— start Selected passage —

Shingo Yoshikawa explains how he felt 73 years ago, in front of a bunker in the Osaka Prefecture city of Yao, on Aug. 14, 2018. (Mainichi)

YAO, Osaka -- A former army civilian feeling remorse for not keeping a pledge to take his own life together with a brother-like superior 73 years ago in a group suicide linked to the end of World War II, visited on Aug. 14 the remains of the army facility and the Shinto shrine here in western Japan where the tragedies took place, to pray for those lost.

Many soldiers took their lives after the broadcast by Emperor Showa announcing Japan had lost the war. Shingo Yoshikawa, 90, who worked as an aircraft maintenance technician in Osaka Prefecture, could not forget how sorry he felt as he refrained from killing himself, after being asked by a second lieutenant he knew very well, to join him in a group suicide. This year, he was finally able to commemorate the soul of his superior, for the first time after the end of the war, and to lighten a bit the burden in his heart on the last summer of the Heisei era.

Yoshikawa learned aircraft maintenance at an army facility in Gifu Prefecture in central Japan, and was assigned to an Osaka army aviation workshop in the current Osaka Prefecture city of Yao, next to Taisho Airfield, the current Yao Airport. Japan had already lost air supremacy, and air raids by the U.S. forces were intensifying. He worked every day in a bunker, a hangar to protect airplanes. Yoshikawa unwillingly obeyed cruel orders such as putting only enough fuel in planes for one-way suicide missions.

(Mainichi)

— end Selected passage —
— start Source excerpt —

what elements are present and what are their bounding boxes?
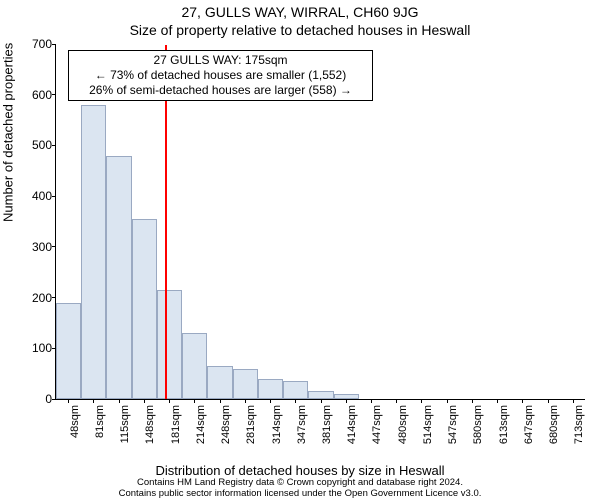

— end Source excerpt —

**Exercises to complete**.
• a. Retype the article about Shingo Yoshikawa from "Shingo Yoshikawa explains" up to and including "for those lost.".
• b. According to the article about Shingo Yoshikawa, what is Taisho Airfield called today?
• c. Write what comes next in the article about Shingo Yoshikawa, picking up after its final line.

**Solved problems**.
• a.
Shingo Yoshikawa explains how he felt 73 years ago, in front of a bunker in the Osaka Prefecture city of Yao, on Aug. 14, 2018. (Mainichi)

YAO, Osaka -- A former army civilian feeling remorse for not keeping a pledge to take his own life together with a brother-like superior 73 years ago in a group suicide linked to the end of World War II, visited on Aug. 14 the remains of the army facility and the Shinto shrine here in western Japan where the tragedies took place, to pray for those lost.

• b. Yao Airport

• c.
On Aug. 14, 1945, rumors spread that an important announcement would be made the next day. "I will kill myself if we surrender. Will you join me?" asked the second lieutenant, who took care of Yoshikawa as if he were his younger brother. He could not refuse on the spot, and promised to meet behind the inner sanctuary of a Shinto shrine next to the place where they worked.

The next day, Yoshikawa went to work wearing white clothes to substitute for a white burial outfit. Although he entered the grounds of the shrine, his legs became weak and paralyzed as the faces of his parents came to mind and he did not make it to the meeting place.

There was a sudden commotion on the premises of the shrine, after listening to the radio broadcast of Emperor Showa's announcement of the end of the war. Yoshikawa ran to find the second lieutenant lying on the ground. He collapsed in tears and clung to his friend, but was torn away by the military police. Only later was he informed of the death of his superior, and the suicide of two other officers.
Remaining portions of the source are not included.